[Records contained in a dataset]

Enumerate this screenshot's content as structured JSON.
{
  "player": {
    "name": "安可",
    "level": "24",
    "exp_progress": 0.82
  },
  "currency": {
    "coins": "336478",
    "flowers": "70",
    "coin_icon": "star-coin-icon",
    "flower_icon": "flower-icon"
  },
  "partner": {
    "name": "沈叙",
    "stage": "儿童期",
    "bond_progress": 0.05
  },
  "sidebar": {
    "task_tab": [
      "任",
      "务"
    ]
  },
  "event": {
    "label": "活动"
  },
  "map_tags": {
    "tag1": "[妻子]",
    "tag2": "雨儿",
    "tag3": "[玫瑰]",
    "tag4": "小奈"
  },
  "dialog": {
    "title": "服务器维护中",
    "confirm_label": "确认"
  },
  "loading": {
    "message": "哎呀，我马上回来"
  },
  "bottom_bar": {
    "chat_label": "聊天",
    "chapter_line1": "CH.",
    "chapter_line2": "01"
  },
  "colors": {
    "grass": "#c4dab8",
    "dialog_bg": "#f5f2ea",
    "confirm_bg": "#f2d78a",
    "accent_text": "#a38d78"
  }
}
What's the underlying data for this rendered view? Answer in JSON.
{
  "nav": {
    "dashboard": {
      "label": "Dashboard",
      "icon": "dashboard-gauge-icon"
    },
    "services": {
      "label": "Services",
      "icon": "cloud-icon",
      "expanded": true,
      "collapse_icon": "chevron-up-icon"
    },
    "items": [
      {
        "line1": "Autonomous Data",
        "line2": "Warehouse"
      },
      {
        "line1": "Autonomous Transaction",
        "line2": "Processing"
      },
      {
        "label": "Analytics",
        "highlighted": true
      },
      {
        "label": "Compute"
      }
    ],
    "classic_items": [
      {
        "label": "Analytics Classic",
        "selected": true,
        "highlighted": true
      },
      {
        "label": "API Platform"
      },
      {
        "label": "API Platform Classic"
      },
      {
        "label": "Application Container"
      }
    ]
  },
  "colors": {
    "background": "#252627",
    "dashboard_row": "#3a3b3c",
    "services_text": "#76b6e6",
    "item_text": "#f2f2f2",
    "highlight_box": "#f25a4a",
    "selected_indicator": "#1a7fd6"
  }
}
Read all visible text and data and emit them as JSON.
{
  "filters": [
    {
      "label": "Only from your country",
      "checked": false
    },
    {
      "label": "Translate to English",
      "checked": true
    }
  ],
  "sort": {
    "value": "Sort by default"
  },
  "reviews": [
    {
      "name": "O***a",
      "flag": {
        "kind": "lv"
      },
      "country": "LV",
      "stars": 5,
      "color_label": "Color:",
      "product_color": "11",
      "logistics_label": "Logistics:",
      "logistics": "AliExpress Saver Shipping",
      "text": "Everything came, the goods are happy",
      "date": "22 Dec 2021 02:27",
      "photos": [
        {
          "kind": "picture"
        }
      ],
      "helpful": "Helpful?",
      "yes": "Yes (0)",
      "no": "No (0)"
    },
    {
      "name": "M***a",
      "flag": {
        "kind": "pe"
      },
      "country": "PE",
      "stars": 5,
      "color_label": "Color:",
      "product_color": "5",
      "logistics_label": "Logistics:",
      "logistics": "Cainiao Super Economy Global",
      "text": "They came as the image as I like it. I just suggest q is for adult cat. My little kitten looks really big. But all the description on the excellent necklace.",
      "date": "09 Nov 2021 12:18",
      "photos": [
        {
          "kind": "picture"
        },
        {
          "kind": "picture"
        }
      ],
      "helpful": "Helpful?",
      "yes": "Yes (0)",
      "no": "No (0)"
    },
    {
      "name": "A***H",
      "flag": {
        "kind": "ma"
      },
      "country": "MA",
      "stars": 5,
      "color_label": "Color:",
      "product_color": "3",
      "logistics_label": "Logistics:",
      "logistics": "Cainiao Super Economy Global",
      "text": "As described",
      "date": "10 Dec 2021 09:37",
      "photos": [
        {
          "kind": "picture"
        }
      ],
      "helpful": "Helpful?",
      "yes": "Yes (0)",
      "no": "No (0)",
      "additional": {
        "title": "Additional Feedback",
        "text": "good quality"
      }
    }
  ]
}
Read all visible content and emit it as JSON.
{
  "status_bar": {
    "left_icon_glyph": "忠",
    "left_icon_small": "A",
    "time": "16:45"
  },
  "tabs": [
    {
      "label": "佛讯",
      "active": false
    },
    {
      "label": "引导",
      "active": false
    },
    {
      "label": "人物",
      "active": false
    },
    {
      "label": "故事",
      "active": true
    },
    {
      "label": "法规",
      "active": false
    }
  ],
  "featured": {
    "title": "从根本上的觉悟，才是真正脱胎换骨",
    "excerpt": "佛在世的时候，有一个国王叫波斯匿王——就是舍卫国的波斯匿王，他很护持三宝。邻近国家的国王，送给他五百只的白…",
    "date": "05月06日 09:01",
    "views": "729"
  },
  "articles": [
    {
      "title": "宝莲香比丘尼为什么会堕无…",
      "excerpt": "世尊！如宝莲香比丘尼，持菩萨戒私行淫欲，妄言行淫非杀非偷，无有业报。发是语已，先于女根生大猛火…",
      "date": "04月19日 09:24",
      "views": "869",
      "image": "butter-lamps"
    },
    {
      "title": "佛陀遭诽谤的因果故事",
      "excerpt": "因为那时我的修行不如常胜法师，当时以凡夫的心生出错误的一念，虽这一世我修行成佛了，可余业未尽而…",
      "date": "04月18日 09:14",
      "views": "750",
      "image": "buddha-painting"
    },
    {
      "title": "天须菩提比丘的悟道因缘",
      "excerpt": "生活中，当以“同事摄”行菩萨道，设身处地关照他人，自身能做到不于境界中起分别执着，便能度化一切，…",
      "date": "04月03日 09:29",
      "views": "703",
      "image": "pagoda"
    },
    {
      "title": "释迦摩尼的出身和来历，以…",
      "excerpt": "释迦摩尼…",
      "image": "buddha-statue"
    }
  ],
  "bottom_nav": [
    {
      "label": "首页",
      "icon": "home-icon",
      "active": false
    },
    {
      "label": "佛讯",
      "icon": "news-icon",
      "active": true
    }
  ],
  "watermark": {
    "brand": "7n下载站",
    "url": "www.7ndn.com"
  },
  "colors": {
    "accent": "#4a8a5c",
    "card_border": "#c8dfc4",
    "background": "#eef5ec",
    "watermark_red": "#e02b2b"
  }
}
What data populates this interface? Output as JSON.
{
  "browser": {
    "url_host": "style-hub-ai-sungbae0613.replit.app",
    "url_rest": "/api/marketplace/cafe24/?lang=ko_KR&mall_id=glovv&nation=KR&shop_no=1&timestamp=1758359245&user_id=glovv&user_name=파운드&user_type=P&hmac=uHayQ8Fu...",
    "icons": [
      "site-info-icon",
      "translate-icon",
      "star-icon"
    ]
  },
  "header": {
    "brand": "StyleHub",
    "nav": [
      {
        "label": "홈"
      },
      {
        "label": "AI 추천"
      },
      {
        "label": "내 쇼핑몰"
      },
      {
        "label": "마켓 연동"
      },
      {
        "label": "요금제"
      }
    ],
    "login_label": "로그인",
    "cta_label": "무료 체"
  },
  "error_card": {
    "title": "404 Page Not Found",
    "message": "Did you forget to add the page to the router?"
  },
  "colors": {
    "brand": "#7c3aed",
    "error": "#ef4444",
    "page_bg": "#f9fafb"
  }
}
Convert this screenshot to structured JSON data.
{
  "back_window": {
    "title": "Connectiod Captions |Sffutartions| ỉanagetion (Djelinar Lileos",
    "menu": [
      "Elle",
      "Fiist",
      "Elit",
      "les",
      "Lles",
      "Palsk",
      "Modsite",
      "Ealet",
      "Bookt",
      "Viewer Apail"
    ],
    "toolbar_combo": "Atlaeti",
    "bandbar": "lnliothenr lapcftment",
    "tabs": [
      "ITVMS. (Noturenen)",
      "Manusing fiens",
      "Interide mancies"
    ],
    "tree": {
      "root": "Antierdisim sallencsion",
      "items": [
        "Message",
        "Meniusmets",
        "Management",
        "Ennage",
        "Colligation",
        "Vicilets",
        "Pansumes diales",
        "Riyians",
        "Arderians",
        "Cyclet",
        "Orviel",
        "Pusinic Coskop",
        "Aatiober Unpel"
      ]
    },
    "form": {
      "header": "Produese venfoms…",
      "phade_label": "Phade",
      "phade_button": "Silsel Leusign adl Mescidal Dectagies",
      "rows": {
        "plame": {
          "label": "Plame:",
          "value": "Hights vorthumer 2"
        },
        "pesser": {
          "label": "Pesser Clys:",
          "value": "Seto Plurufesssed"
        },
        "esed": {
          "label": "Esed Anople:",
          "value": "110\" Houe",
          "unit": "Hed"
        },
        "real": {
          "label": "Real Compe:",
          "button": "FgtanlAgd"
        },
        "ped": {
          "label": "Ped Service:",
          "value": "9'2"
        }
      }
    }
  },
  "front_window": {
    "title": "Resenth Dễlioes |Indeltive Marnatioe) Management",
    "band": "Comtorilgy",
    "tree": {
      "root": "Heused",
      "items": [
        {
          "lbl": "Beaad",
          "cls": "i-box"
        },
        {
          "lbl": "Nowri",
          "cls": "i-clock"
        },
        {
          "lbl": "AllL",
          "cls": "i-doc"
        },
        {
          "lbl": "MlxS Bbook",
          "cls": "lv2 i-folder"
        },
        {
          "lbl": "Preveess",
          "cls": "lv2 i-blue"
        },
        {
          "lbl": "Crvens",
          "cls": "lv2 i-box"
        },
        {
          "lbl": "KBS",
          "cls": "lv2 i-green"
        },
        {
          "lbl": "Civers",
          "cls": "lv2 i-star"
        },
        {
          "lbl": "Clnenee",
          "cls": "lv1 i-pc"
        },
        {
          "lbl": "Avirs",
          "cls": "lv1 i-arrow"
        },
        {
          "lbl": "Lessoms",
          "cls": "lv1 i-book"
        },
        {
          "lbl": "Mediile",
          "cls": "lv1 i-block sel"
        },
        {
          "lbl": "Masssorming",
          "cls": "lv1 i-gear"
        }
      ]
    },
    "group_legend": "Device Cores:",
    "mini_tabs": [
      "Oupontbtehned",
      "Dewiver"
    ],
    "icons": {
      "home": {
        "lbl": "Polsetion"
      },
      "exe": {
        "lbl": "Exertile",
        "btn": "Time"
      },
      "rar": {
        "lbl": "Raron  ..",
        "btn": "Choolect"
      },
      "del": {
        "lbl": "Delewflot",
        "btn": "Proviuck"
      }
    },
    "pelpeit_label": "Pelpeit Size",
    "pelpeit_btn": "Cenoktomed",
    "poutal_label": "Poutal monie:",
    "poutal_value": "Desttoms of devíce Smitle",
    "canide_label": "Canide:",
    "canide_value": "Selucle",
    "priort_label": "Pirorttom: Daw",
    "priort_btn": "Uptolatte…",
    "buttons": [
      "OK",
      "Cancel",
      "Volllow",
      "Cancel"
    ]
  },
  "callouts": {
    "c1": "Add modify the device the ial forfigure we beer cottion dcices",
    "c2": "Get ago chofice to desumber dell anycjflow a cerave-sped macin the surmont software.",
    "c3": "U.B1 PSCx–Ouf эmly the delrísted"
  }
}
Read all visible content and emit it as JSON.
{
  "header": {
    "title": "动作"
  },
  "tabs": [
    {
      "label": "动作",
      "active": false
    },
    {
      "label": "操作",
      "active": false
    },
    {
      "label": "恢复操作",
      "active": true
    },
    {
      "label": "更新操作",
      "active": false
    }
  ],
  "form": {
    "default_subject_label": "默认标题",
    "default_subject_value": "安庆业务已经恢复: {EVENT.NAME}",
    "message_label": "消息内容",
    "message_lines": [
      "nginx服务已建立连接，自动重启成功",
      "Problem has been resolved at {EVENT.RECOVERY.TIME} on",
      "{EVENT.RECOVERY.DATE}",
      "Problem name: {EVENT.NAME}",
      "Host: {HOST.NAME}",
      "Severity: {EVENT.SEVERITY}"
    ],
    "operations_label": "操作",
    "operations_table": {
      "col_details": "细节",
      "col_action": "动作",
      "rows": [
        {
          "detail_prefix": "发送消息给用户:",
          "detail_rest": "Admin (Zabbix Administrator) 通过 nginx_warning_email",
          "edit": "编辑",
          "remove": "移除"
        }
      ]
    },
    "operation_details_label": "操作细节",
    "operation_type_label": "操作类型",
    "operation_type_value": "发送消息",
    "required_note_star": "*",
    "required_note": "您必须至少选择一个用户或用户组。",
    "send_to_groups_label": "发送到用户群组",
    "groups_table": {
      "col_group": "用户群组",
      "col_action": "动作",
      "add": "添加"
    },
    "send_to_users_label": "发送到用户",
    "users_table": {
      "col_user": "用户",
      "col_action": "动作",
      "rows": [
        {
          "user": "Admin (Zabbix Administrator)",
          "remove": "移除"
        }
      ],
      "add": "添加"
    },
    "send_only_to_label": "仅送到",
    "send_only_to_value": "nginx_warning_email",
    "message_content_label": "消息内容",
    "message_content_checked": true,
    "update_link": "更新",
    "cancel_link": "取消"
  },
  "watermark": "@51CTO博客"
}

WHAT NEEDS TO BE DONE:
Identify the lines above that contain the word "RECOVERY", then copy them.

REPLY TO THE EXERCISE:
      "Problem has been resolved at {EVENT.RECOVERY.TIME} on",
      "{EVENT.RECOVERY.DATE}",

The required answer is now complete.